Source material: Begin

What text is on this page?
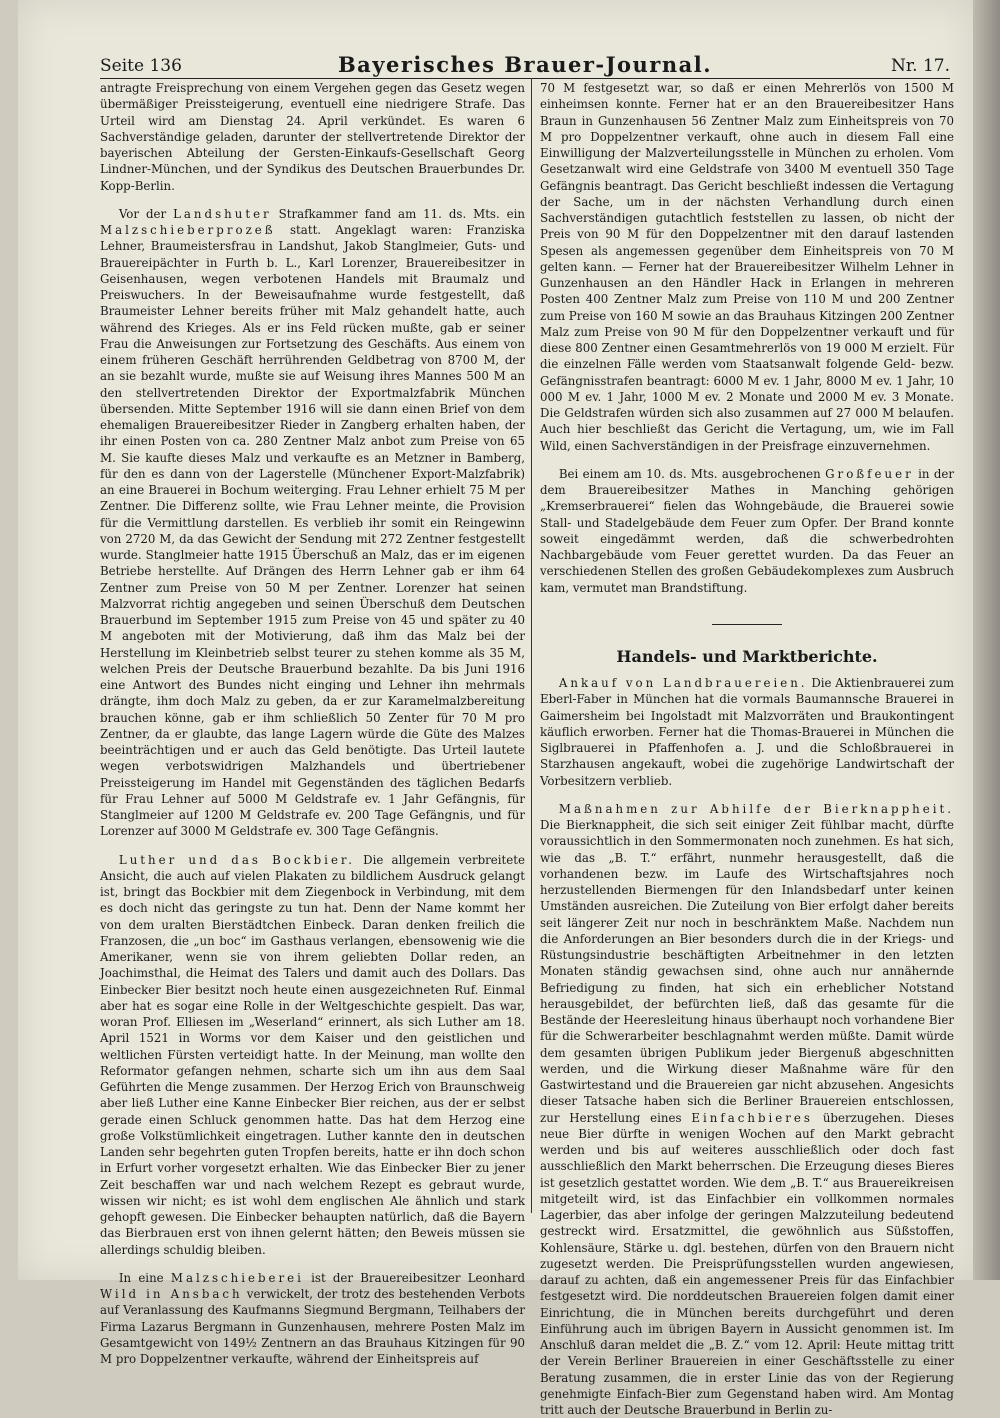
Seite 136	Bayerisches Brauer-Journal.	Nr. 17.

antragte Freisprechung von einem Vergehen gegen das Gesetz wegen übermäßiger Preissteigerung, eventuell eine niedrigere Strafe. Das Urteil wird am Dienstag 24. April verkündet. Es waren 6 Sachverständige geladen, darunter der stellvertretende Direktor der bayerischen Abteilung der Gersten-Einkaufs-Gesellschaft Georg Lindner-München, und der Syndikus des Deutschen Brauerbundes Dr. Kopp-Berlin.

Vor der Landshuter Strafkammer fand am 11. ds. Mts. ein Malzschieberprozeß statt. Angeklagt waren: Franziska Lehner, Braumeistersfrau in Landshut, Jakob Stanglmeier, Guts- und Brauereipächter in Furth b. L., Karl Lorenzer, Brauereibesitzer in Geisenhausen, wegen verbotenen Handels mit Braumalz und Preiswuchers. In der Beweisaufnahme wurde festgestellt, daß Braumeister Lehner bereits früher mit Malz gehandelt hatte, auch während des Krieges. Als er ins Feld rücken mußte, gab er seiner Frau die Anweisungen zur Fortsetzung des Geschäfts. Aus einem von einem früheren Geschäft herrührenden Geldbetrag von 8700 M, der an sie bezahlt wurde, mußte sie auf Weisung ihres Mannes 500 M an den stellvertretenden Direktor der Exportmalzfabrik München übersenden. Mitte September 1916 will sie dann einen Brief von dem ehemaligen Brauereibesitzer Rieder in Zangberg erhalten haben, der ihr einen Posten von ca. 280 Zentner Malz anbot zum Preise von 65 M. Sie kaufte dieses Malz und verkaufte es an Metzner in Bamberg, für den es dann von der Lagerstelle (Münchener Export-Malzfabrik) an eine Brauerei in Bochum weiterging. Frau Lehner erhielt 75 M per Zentner. Die Differenz sollte, wie Frau Lehner meinte, die Provision für die Vermittlung darstellen. Es verblieb ihr somit ein Reingewinn von 2720 M, da das Gewicht der Sendung mit 272 Zentner festgestellt wurde. Stanglmeier hatte 1915 Überschuß an Malz, das er im eigenen Betriebe herstellte. Auf Drängen des Herrn Lehner gab er ihm 64 Zentner zum Preise von 50 M per Zentner. Lorenzer hat seinen Malzvorrat richtig angegeben und seinen Überschuß dem Deutschen Brauerbund im September 1915 zum Preise von 45 und später zu 40 M angeboten mit der Motivierung, daß ihm das Malz bei der Herstellung im Kleinbetrieb selbst teurer zu stehen komme als 35 M, welchen Preis der Deutsche Brauerbund bezahlte. Da bis Juni 1916 eine Antwort des Bundes nicht einging und Lehner ihn mehrmals drängte, ihm doch Malz zu geben, da er zur Karamelmalzbereitung brauchen könne, gab er ihm schließlich 50 Zenter für 70 M pro Zentner, da er glaubte, das lange Lagern würde die Güte des Malzes beeinträchtigen und er auch das Geld benötigte. Das Urteil lautete wegen verbotswidrigen Malzhandels und übertriebener Preissteigerung im Handel mit Gegenständen des täglichen Bedarfs für Frau Lehner auf 5000 M Geldstrafe ev. 1 Jahr Gefängnis, für Stanglmeier auf 1200 M Geldstrafe ev. 200 Tage Gefängnis, und für Lorenzer auf 3000 M Geldstrafe ev. 300 Tage Gefängnis.

Luther und das Bockbier. Die allgemein verbreitete Ansicht, die auch auf vielen Plakaten zu bildlichem Ausdruck gelangt ist, bringt das Bockbier mit dem Ziegenbock in Verbindung, mit dem es doch nicht das geringste zu tun hat. Denn der Name kommt her von dem uralten Bierstädtchen Einbeck. Daran denken freilich die Franzosen, die „un boc“ im Gasthaus verlangen, ebensowenig wie die Amerikaner, wenn sie von ihrem geliebten Dollar reden, an Joachimsthal, die Heimat des Talers und damit auch des Dollars. Das Einbecker Bier besitzt noch heute einen ausgezeichneten Ruf. Einmal aber hat es sogar eine Rolle in der Weltgeschichte gespielt. Das war, woran Prof. Elliesen im „Weserland“ erinnert, als sich Luther am 18. April 1521 in Worms vor dem Kaiser und den geistlichen und weltlichen Fürsten verteidigt hatte. In der Meinung, man wollte den Reformator gefangen nehmen, scharte sich um ihn aus dem Saal Geführten die Menge zusammen. Der Herzog Erich von Braunschweig aber ließ Luther eine Kanne Einbecker Bier reichen, aus der er selbst gerade einen Schluck genommen hatte. Das hat dem Herzog eine große Volkstümlichkeit eingetragen. Luther kannte den in deutschen Landen sehr begehrten guten Tropfen bereits, hatte er ihn doch schon in Erfurt vorher vorgesetzt erhalten. Wie das Einbecker Bier zu jener Zeit beschaffen war und nach welchem Rezept es gebraut wurde, wissen wir nicht; es ist wohl dem englischen Ale ähnlich und stark gehopft gewesen. Die Einbecker behaupten natürlich, daß die Bayern das Bierbrauen erst von ihnen gelernt hätten; den Beweis müssen sie allerdings schuldig bleiben.

In eine Malzschieberei ist der Brauereibesitzer Leonhard Wild in Ansbach verwickelt, der trotz des bestehenden Verbots auf Veranlassung des Kaufmanns Siegmund Bergmann, Teilhabers der Firma Lazarus Bergmann in Gunzenhausen, mehrere Posten Malz im Gesamtgewicht von 149½ Zentnern an das Brauhaus Kitzingen für 90 M pro Doppelzentner verkaufte, während der Einheitspreis auf

70 M festgesetzt war, so daß er einen Mehrerlös von 1500 M einheimsen konnte. Ferner hat er an den Brauereibesitzer Hans Braun in Gunzenhausen 56 Zentner Malz zum Einheitspreis von 70 M pro Doppelzentner verkauft, ohne auch in diesem Fall eine Einwilligung der Malzverteilungsstelle in München zu erholen. Vom Gesetzanwalt wird eine Geldstrafe von 3400 M eventuell 350 Tage Gefängnis beantragt. Das Gericht beschließt indessen die Vertagung der Sache, um in der nächsten Verhandlung durch einen Sachverständigen gutachtlich feststellen zu lassen, ob nicht der Preis von 90 M für den Doppelzentner mit den darauf lastenden Spesen als angemessen gegenüber dem Einheitspreis von 70 M gelten kann. — Ferner hat der Brauereibesitzer Wilhelm Lehner in Gunzenhausen an den Händler Hack in Erlangen in mehreren Posten 400 Zentner Malz zum Preise von 110 M und 200 Zentner zum Preise von 160 M sowie an das Brauhaus Kitzingen 200 Zentner Malz zum Preise von 90 M für den Doppelzentner verkauft und für diese 800 Zentner einen Gesamtmehrerlös von 19 000 M erzielt. Für die einzelnen Fälle werden vom Staatsanwalt folgende Geld- bezw. Gefängnisstrafen beantragt: 6000 M ev. 1 Jahr, 8000 M ev. 1 Jahr, 10 000 M ev. 1 Jahr, 1000 M ev. 2 Monate und 2000 M ev. 3 Monate. Die Geldstrafen würden sich also zusammen auf 27 000 M belaufen. Auch hier beschließt das Gericht die Vertagung, um, wie im Fall Wild, einen Sachverständigen in der Preisfrage einzuvernehmen.

Bei einem am 10. ds. Mts. ausgebrochenen Großfeuer in der dem Brauereibesitzer Mathes in Manching gehörigen „Kremserbrauerei“ fielen das Wohngebäude, die Brauerei sowie Stall- und Stadelgebäude dem Feuer zum Opfer. Der Brand konnte soweit eingedämmt werden, daß die schwerbedrohten Nachbargebäude vom Feuer gerettet wurden. Da das Feuer an verschiedenen Stellen des großen Gebäudekomplexes zum Ausbruch kam, vermutet man Brandstiftung.

Handels- und Marktberichte.

Ankauf von Landbrauereien. Die Aktienbrauerei zum Eberl-Faber in München hat die vormals Baumannsche Brauerei in Gaimersheim bei Ingolstadt mit Malzvorräten und Braukontingent käuflich erworben. Ferner hat die Thomas-Brauerei in München die Siglbrauerei in Pfaffenhofen a. J. und die Schloßbrauerei in Starzhausen angekauft, wobei die zugehörige Landwirtschaft der Vorbesitzern verblieb.

Maßnahmen zur Abhilfe der Bierknappheit. Die Bierknappheit, die sich seit einiger Zeit fühlbar macht, dürfte voraussichtlich in den Sommermonaten noch zunehmen. Es hat sich, wie das „B. T.“ erfährt, nunmehr herausgestellt, daß die vorhandenen bezw. im Laufe des Wirtschaftsjahres noch herzustellenden Biermengen für den Inlandsbedarf unter keinen Umständen ausreichen. Die Zuteilung von Bier erfolgt daher bereits seit längerer Zeit nur noch in beschränktem Maße. Nachdem nun die Anforderungen an Bier besonders durch die in der Kriegs- und Rüstungsindustrie beschäftigten Arbeitnehmer in den letzten Monaten ständig gewachsen sind, ohne auch nur annähernde Befriedigung zu finden, hat sich ein erheblicher Notstand herausgebildet, der befürchten ließ, daß das gesamte für die Bestände der Heeresleitung hinaus überhaupt noch vorhandene Bier für die Schwerarbeiter beschlagnahmt werden müßte. Damit würde dem gesamten übrigen Publikum jeder Biergenuß abgeschnitten werden, und die Wirkung dieser Maßnahme wäre für den Gastwirtestand und die Brauereien gar nicht abzusehen. Angesichts dieser Tatsache haben sich die Berliner Brauereien entschlossen, zur Herstellung eines Einfachbieres überzugehen. Dieses neue Bier dürfte in wenigen Wochen auf den Markt gebracht werden und bis auf weiteres ausschließlich oder doch fast ausschließlich den Markt beherrschen. Die Erzeugung dieses Bieres ist gesetzlich gestattet worden. Wie dem „B. T.“ aus Brauereikreisen mitgeteilt wird, ist das Einfachbier ein vollkommen normales Lagerbier, das aber infolge der geringen Malzzuteilung bedeutend gestreckt wird. Ersatzmittel, die gewöhnlich aus Süßstoffen, Kohlensäure, Stärke u. dgl. bestehen, dürfen von den Brauern nicht zugesetzt werden. Die Preisprüfungsstellen wurden angewiesen, darauf zu achten, daß ein angemessener Preis für das Einfachbier festgesetzt wird. Die norddeutschen Brauereien folgen damit einer Einrichtung, die in München bereits durchgeführt und deren Einführung auch im übrigen Bayern in Aussicht genommen ist. Im Anschluß daran meldet die „B. Z.“ vom 12. April: Heute mittag tritt der Verein Berliner Brauereien in einer Geschäftsstelle zu einer Beratung zusammen, die in erster Linie das von der Regierung genehmigte Einfach-Bier zum Gegenstand haben wird. Am Montag tritt auch der Deutsche Brauerbund in Berlin zu-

Source material: End

Wherever a line in the records contains the word "Gunzenhausen", copy that line.

In eine Malzschieberei ist der Brauereibesitzer Leonhard Wild in Ansbach verwickelt, der trotz des bestehenden Verbots auf Veranlassung des Kaufmanns Siegmund Bergmann, Teilhabers der Firma Lazarus Bergmann in Gunzenhausen, mehrere Posten Malz im Gesamtgewicht von 149½ Zentnern an das Brauhaus Kitzingen für 90 M pro Doppelzentner verkaufte, während der Einheitspreis auf
70 M festgesetzt war, so daß er einen Mehrerlös von 1500 M einheimsen konnte. Ferner hat er an den Brauereibesitzer Hans Braun in Gunzenhausen 56 Zentner Malz zum Einheitspreis von 70 M pro Doppelzentner verkauft, ohne auch in diesem Fall eine Einwilligung der Malzverteilungsstelle in München zu erholen. Vom Gesetzanwalt wird eine Geldstrafe von 3400 M eventuell 350 Tage Gefängnis beantragt. Das Gericht beschließt indessen die Vertagung der Sache, um in der nächsten Verhandlung durch einen Sachverständigen gutachtlich feststellen zu lassen, ob nicht der Preis von 90 M für den Doppelzentner mit den darauf lastenden Spesen als angemessen gegenüber dem Einheitspreis von 70 M gelten kann. — Ferner hat der Brauereibesitzer Wilhelm Lehner in Gunzenhausen an den Händler Hack in Erlangen in mehreren Posten 400 Zentner Malz zum Preise von 110 M und 200 Zentner zum Preise von 160 M sowie an das Brauhaus Kitzingen 200 Zentner Malz zum Preise von 90 M für den Doppelzentner verkauft und für diese 800 Zentner einen Gesamtmehrerlös von 19 000 M erzielt. Für die einzelnen Fälle werden vom Staatsanwalt folgende Geld- bezw. Gefängnisstrafen beantragt: 6000 M ev. 1 Jahr, 8000 M ev. 1 Jahr, 10 000 M ev. 1 Jahr, 1000 M ev. 2 Monate und 2000 M ev. 3 Monate. Die Geldstrafen würden sich also zusammen auf 27 000 M belaufen. Auch hier beschließt das Gericht die Vertagung, um, wie im Fall Wild, einen Sachverständigen in der Preisfrage einzuvernehmen.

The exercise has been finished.